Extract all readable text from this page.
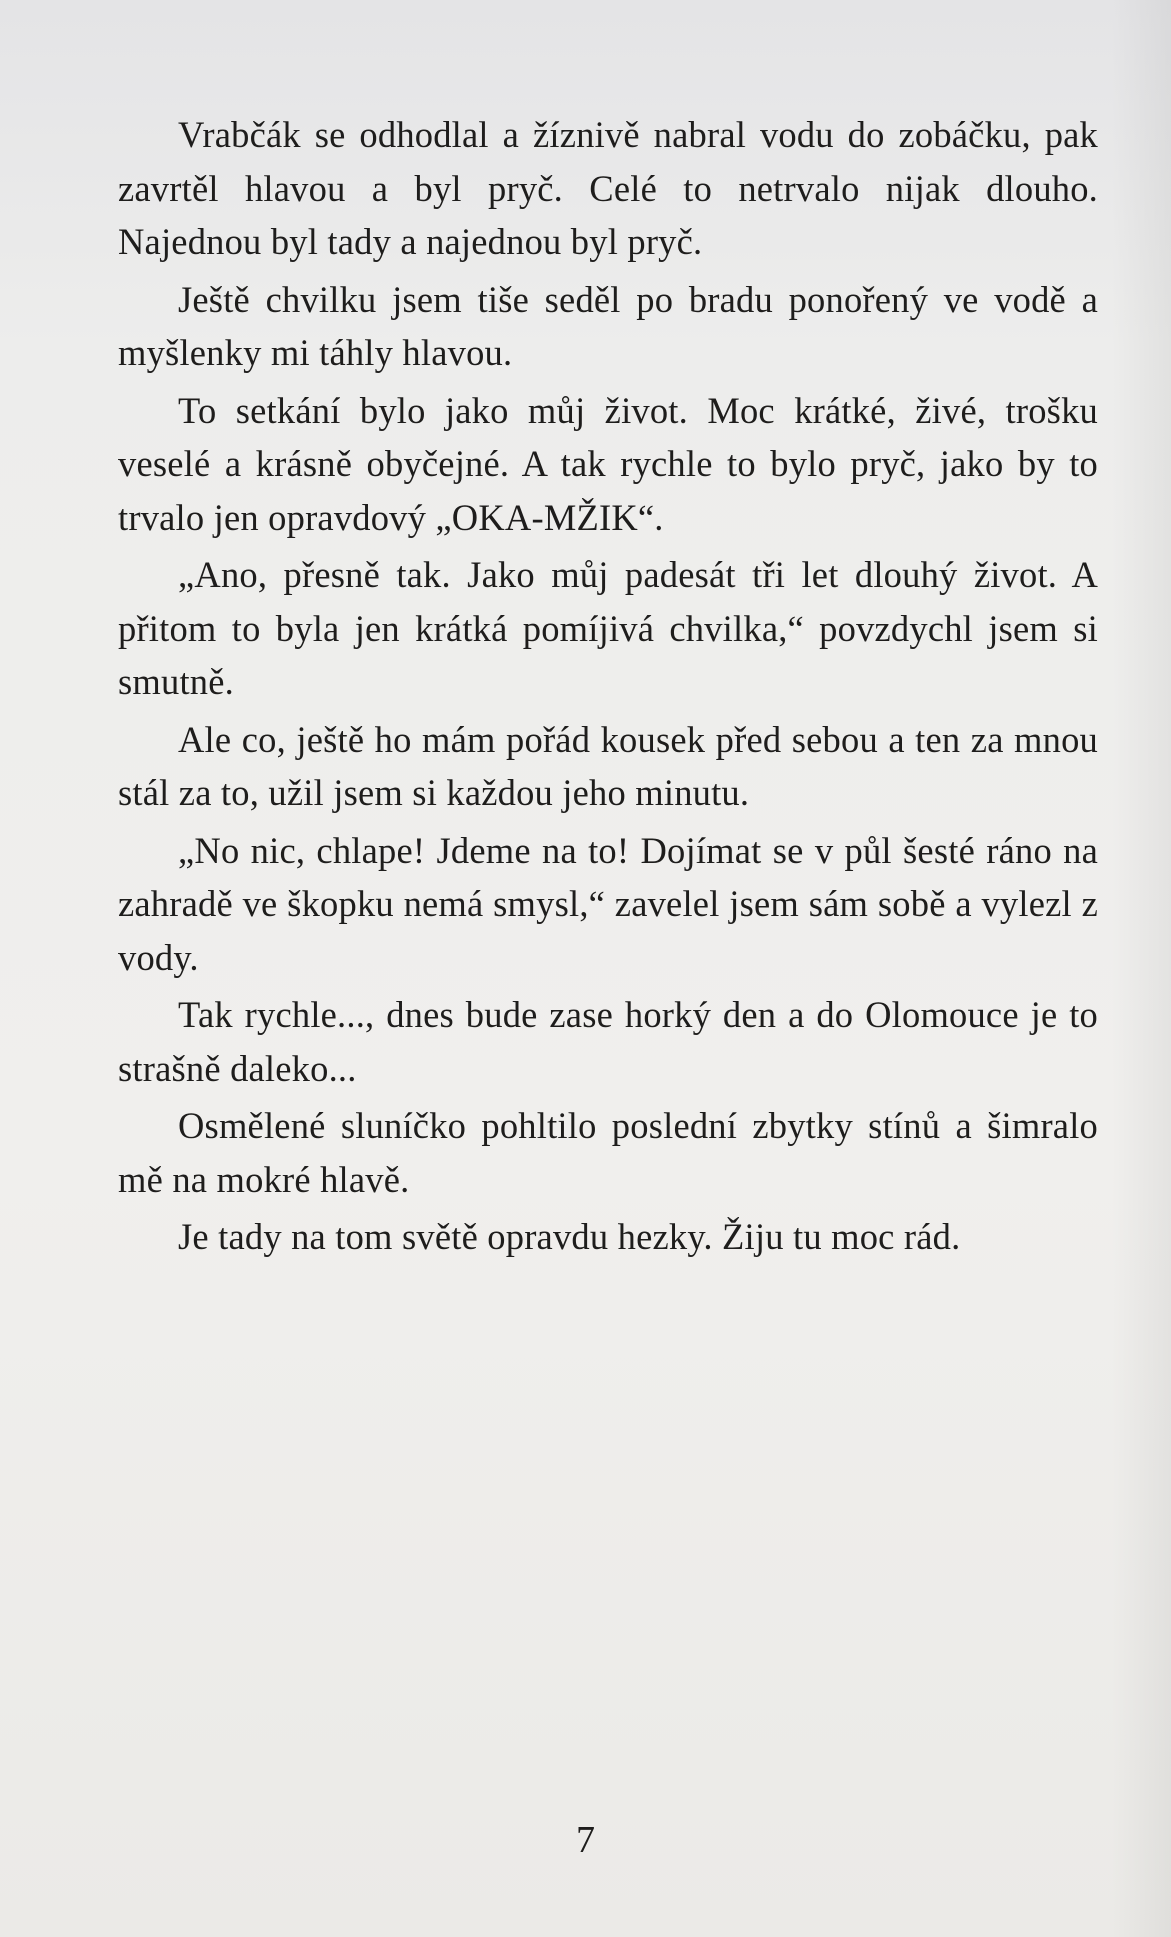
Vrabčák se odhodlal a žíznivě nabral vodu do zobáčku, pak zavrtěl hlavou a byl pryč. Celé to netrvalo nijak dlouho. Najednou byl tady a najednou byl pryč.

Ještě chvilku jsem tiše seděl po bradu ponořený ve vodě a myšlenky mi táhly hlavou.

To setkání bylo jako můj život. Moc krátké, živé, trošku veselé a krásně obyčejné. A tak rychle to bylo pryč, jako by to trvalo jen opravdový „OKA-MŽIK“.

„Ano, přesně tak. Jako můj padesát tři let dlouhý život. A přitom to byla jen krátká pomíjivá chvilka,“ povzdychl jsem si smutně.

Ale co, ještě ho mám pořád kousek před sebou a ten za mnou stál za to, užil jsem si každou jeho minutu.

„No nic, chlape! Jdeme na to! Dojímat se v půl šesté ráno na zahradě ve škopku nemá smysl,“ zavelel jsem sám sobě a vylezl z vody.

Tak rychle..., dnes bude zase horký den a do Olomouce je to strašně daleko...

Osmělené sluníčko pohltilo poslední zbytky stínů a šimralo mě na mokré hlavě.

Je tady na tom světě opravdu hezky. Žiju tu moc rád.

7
================
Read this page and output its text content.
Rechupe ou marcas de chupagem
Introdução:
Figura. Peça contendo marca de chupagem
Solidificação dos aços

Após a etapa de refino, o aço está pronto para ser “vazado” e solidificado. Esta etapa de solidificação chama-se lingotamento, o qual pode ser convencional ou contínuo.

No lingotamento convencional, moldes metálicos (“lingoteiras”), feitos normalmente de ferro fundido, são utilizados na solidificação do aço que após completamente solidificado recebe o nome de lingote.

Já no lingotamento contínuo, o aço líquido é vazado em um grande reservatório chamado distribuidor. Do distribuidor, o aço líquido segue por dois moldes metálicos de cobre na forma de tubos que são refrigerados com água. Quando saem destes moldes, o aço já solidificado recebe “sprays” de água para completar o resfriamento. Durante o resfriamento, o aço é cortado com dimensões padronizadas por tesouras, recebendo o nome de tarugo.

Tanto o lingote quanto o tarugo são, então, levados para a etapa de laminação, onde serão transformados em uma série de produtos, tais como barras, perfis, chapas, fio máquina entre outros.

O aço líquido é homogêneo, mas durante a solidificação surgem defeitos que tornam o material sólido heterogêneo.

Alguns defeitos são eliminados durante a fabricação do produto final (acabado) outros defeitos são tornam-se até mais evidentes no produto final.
================
## What to do
Copy out each line of the data where the string "líquido" appears.

## Answer in full
Já no lingotamento contínuo, o aço líquido é vazado em um grande reservatório chamado distribuidor. Do distribuidor, o aço líquido segue por dois moldes metálicos de cobre na forma de tubos que são refrigerados com água. Quando saem destes moldes, o aço já solidificado recebe “sprays” de água para completar o resfriamento. Durante o resfriamento, o aço é cortado com dimensões padronizadas por tesouras, recebendo o nome de tarugo.
O aço líquido é homogêneo, mas durante a solidificação surgem defeitos que tornam o material sólido heterogêneo.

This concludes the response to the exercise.